### Stated problem
Copy each line of the data below with the word "libras".

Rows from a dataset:

▼

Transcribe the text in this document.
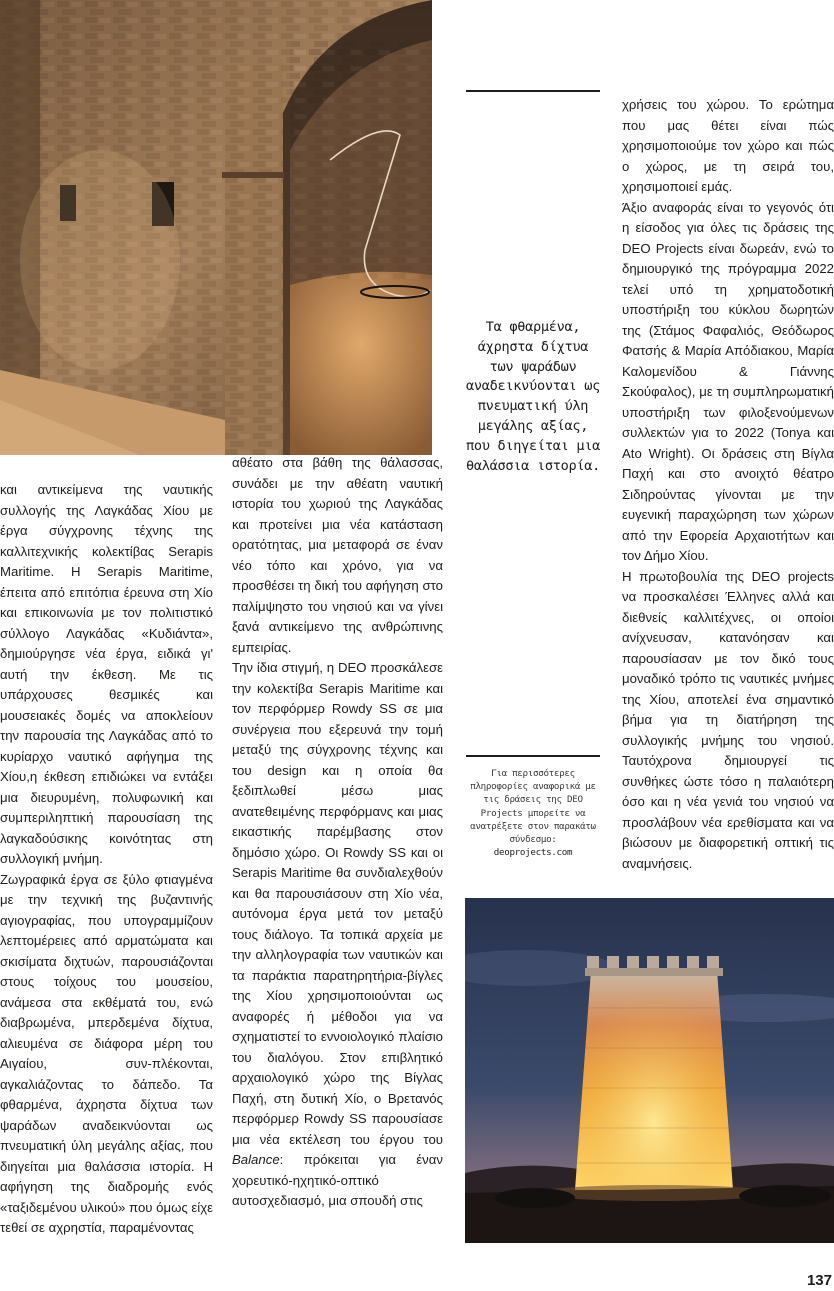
και αντικείμενα της ναυτικής συλλογής της Λαγκάδας Χίου με έργα σύγχρονης τέχνης της καλλιτεχνικής κολεκτίβας Serapis Maritime. Η Serapis Maritime, έπειτα από επιτόπια έρευνα στη Χίο και επικοινωνία με τον πολιτιστικό σύλλογο Λαγκάδας «Κυδιάντα», δημιούργησε νέα έργα, ειδικά γι' αυτή την έκθεση. Με τις υπάρχουσες θεσμικές και μουσειακές δομές να αποκλείουν την παρουσία της Λαγκάδας από το κυρίαρχο ναυτικό αφήγημα της Χίου,η έκθεση επιδιώκει να εντάξει μια διευρυμένη, πολυφωνική και συμπεριληπτική παρουσίαση της λαγκαδούσικης κοινότητας στη συλλογική μνήμη.

Ζωγραφικά έργα σε ξύλο φτιαγμένα με την τεχνική της βυζαντινής αγιογραφίας, που υπογραμμίζουν λεπτομέρειες από αρματώματα και σκισίματα διχτυών, παρουσιάζονται στους τοίχους του μουσείου, ανάμεσα στα εκθέματά του, ενώ διαβρωμένα, μπερδεμένα δίχτυα, αλιευμένα σε διάφορα μέρη του Αιγαίου, συν-πλέκονται, αγκαλιάζοντας το δάπεδο. Τα φθαρμένα, άχρηστα δίχτυα των ψαράδων αναδεικνύονται ως πνευματική ύλη μεγάλης αξίας, που διηγείται μια θαλάσσια ιστορία. Η αφήγηση της διαδρομής ενός «ταξιδεμένου υλικού» που όμως είχε τεθεί σε αχρηστία, παραμένοντας

αθέατο στα βάθη της θάλασσας, συνάδει με την αθέατη ναυτική ιστορία του χωριού της Λαγκάδας και προτείνει μια νέα κατάσταση ορατότητας, μια μεταφορά σε έναν νέο τόπο και χρόνο, για να προσθέσει τη δική του αφήγηση στο παλίμψηστο του νησιού και να γίνει ξανά αντικείμενο της ανθρώπινης εμπειρίας.

Την ίδια στιγμή, η DEO προσκάλεσε την κολεκτίβα Serapis Maritime και τον περφόρμερ Rowdy SS σε μια συνέργεια που εξερευνά την τομή μεταξύ της σύγχρονης τέχνης και του design και η οποία θα ξεδιπλωθεί μέσω μιας ανατεθειμένης περφόρμανς και μιας εικαστικής παρέμβασης στον δημόσιο χώρο. Οι Rowdy SS και οι Serapis Maritime θα συνδιαλεχθούν και θα παρουσιάσουν στη Χίο νέα, αυτόνομα έργα μετά τον μεταξύ τους διάλογο. Τα τοπικά αρχεία με την αλληλογραφία των ναυτικών και τα παράκτια παρατηρητήρια-βίγλες της Χίου χρησιμοποιούνται ως αναφορές ή μέθοδοι για να σχηματιστεί το εννοιολογικό πλαίσιο του διαλόγου. Στον επιβλητικό αρχαιολογικό χώρο της Βίγλας Παχή, στη δυτική Χίο, ο Βρετανός περφόρμερ Rowdy SS παρουσίασε μια νέα εκτέλεση του έργου του Balance: πρόκειται για έναν χορευτικό-ηχητικό-οπτικό αυτοσχεδιασμό, μια σπουδή στις

Τα φθαρμένα, άχρηστα δίχτυα των ψαράδων αναδεικνύονται ως πνευματική ύλη μεγάλης αξίας, που διηγείται μια θαλάσσια ιστορία.
Για περισσότερες πληροφορίες αναφορικά με τις δράσεις της DEO Projects μπορείτε να ανατρέξετε στον παρακάτω σύνδεσμο:
deoprojects.com

χρήσεις του χώρου. Το ερώτημα που μας θέτει είναι πώς χρησιμοποιούμε τον χώρο και πώς ο χώρος, με τη σειρά του, χρησιμοποιεί εμάς.

Άξιο αναφοράς είναι το γεγονός ότι η είσοδος για όλες τις δράσεις της DEO Projects είναι δωρεάν, ενώ το δημιουργικό της πρόγραμμα 2022 τελεί υπό τη χρηματοδοτική υποστήριξη του κύκλου δωρητών της (Στάμος Φαφαλιός, Θεόδωρος Φατσής & Μαρία Απόδιακου, Μαρία Καλομενίδου & Γιάννης Σκούφαλος), με τη συμπληρωματική υποστήριξη των φιλοξενούμενων συλλεκτών για το 2022 (Tonya και Ato Wright). Οι δράσεις στη Βίγλα Παχή και στο ανοιχτό θέατρο Σιδηρούντας γίνονται με την ευγενική παραχώρηση των χώρων από την Εφορεία Αρχαιοτήτων και τον Δήμο Χίου.

Η πρωτοβουλία της DEO projects να προσκαλέσει Έλληνες αλλά και διεθνείς καλλιτέχνες, οι οποίοι ανίχνευσαν, κατανόησαν και παρουσίασαν με τον δικό τους μοναδικό τρόπο τις ναυτικές μνήμες της Χίου, αποτελεί ένα σημαντικό βήμα για τη διατήρηση της συλλογικής μνήμης του νησιού. Ταυτόχρονα δημιουργεί τις συνθήκες ώστε τόσο η παλαιότερη όσο και η νέα γενιά του νησιού να προσλάβουν νέα ερεθίσματα και να βιώσουν με διαφορετική οπτική τις αναμνήσεις.

137
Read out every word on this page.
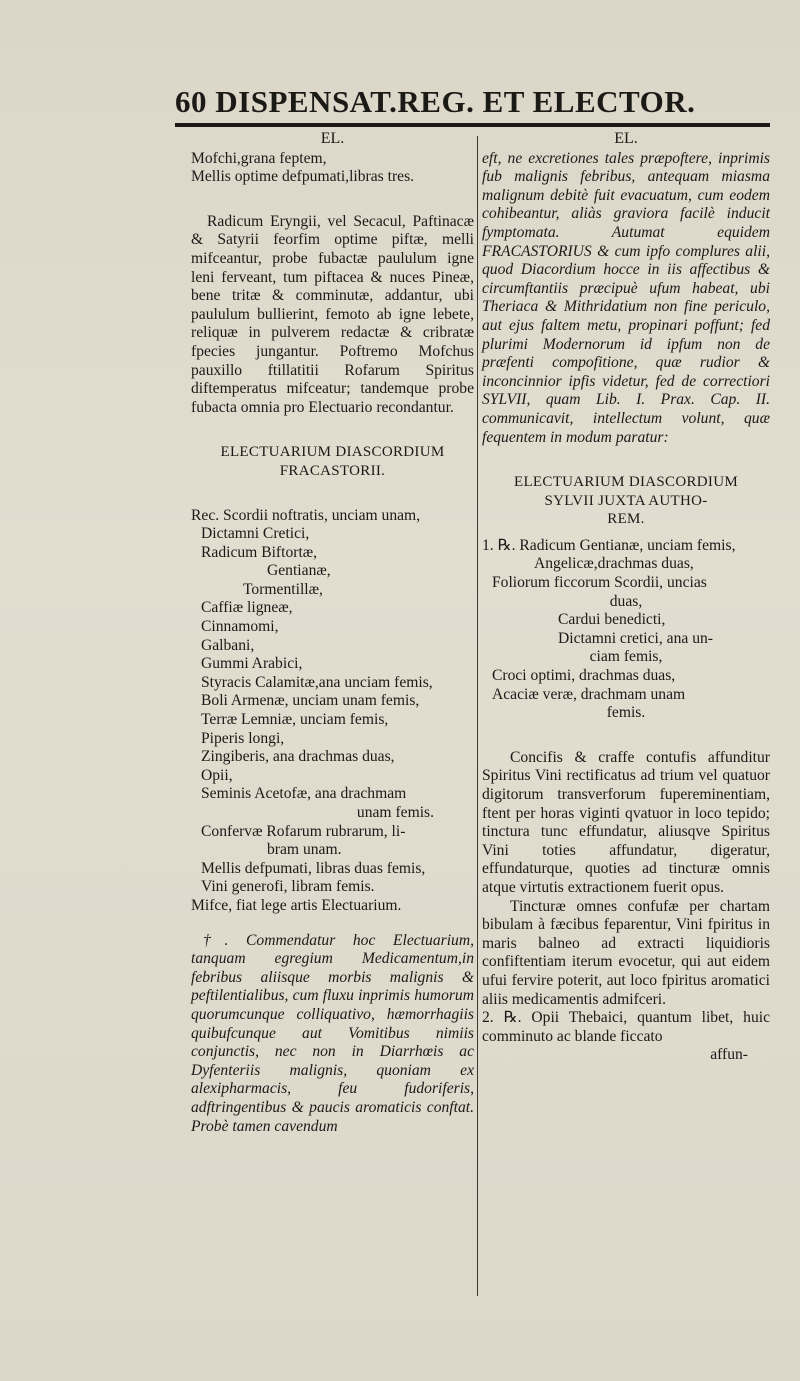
60 DISPENSAT.REG. ET ELECTOR.

EL.

Mofchi,grana feptem,

Mellis optime defpumati,libras tres.

Radicum Eryngii, vel Secacul, Paftinacæ & Satyrii feorfim optime piftæ, melli mifceantur, probe fubactæ paululum igne leni ferveant, tum piftacea & nuces Pineæ, bene tritæ & comminutæ, addantur, ubi paululum bullierint, femoto ab igne lebete, reliquæ in pulverem redactæ & cribratæ fpecies jungantur. Poftremo Mofchus pauxillo ftillatitii Rofarum Spiritus diftemperatus mifceatur; tandemque probe fubacta omnia pro Electuario recondantur.

ELECTUARIUM DIASCORDIUM

FRACASTORII.

Rec. Scordii noftratis, unciam unam,

Dictamni Cretici,

Radicum Biftortæ,

Gentianæ,

Tormentillæ,

Caffiæ ligneæ,

Cinnamomi,

Galbani,

Gummi Arabici,

Styracis Calamitæ,ana unciam femis,

Boli Armenæ, unciam unam femis,

Terræ Lemniæ, unciam femis,

Piperis longi,

Zingiberis, ana drachmas duas,

Opii,

Seminis Acetofæ, ana drachmam

unam femis.

Confervæ Rofarum rubrarum, li-

bram unam.

Mellis defpumati, libras duas femis,

Vini generofi, libram femis.

Mifce, fiat lege artis Electuarium.

†. Commendatur hoc Electuarium, tanquam egregium Medicamentum,in febribus aliisque morbis malignis & peftilentialibus, cum fluxu inprimis humorum quorumcunque colliquativo, hæmorrhagiis quibufcunque aut Vomitibus nimiis conjunctis, nec non in Diarrhœis ac Dyfenteriis malignis, quoniam ex alexipharmacis, feu fudoriferis, adftringentibus & paucis aromaticis conftat. Probè tamen cavendum

EL.

eft, ne excretiones tales præpoftere, inprimis fub malignis febribus, antequam miasma malignum debitè fuit evacuatum, cum eodem cohibeantur, aliàs graviora facilè inducit fymptomata. Autumat equidem FRACASTORIUS & cum ipfo complures alii, quod Diacordium hocce in iis affectibus & circumftantiis præcipuè ufum habeat, ubi Theriaca & Mithridatium non fine periculo, aut ejus faltem metu, propinari poffunt; fed plurimi Modernorum id ipfum non de præfenti compofitione, quæ rudior & inconcinnior ipfis videtur, fed de correctiori SYLVII, quam Lib. I. Prax. Cap. II. communicavit, intellectum volunt, quæ fequentem in modum paratur:

ELECTUARIUM DIASCORDIUM

SYLVII JUXTA AUTHO-

REM.

1. ℞. Radicum Gentianæ, unciam femis,

Angelicæ,drachmas duas,

Foliorum ficcorum Scordii, uncias

duas,

Cardui benedicti,

Dictamni cretici, ana un-

ciam femis,

Croci optimi, drachmas duas,

Acaciæ veræ, drachmam unam

femis.

Concifis & craffe contufis affunditur Spiritus Vini rectificatus ad trium vel quatuor digitorum transverforum fupereminentiam, ftent per horas viginti qvatuor in loco tepido; tinctura tunc effundatur, aliusqve Spiritus Vini toties affundatur, digeratur, effundaturque, quoties ad tincturæ omnis atque virtutis extractionem fuerit opus.

Tincturæ omnes confufæ per chartam bibulam à fæcibus feparentur, Vini fpiritus in maris balneo ad extracti liquidioris confiftentiam iterum evocetur, qui aut eidem ufui fervire poterit, aut loco fpiritus aromatici aliis medicamentis admifceri.

2. ℞. Opii Thebaici, quantum libet, huic comminuto ac blande ficcato

affun-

▲

### Result for this exercise
Mellis optime defpumati,libras tres.
Mellis defpumati, libras duas femis,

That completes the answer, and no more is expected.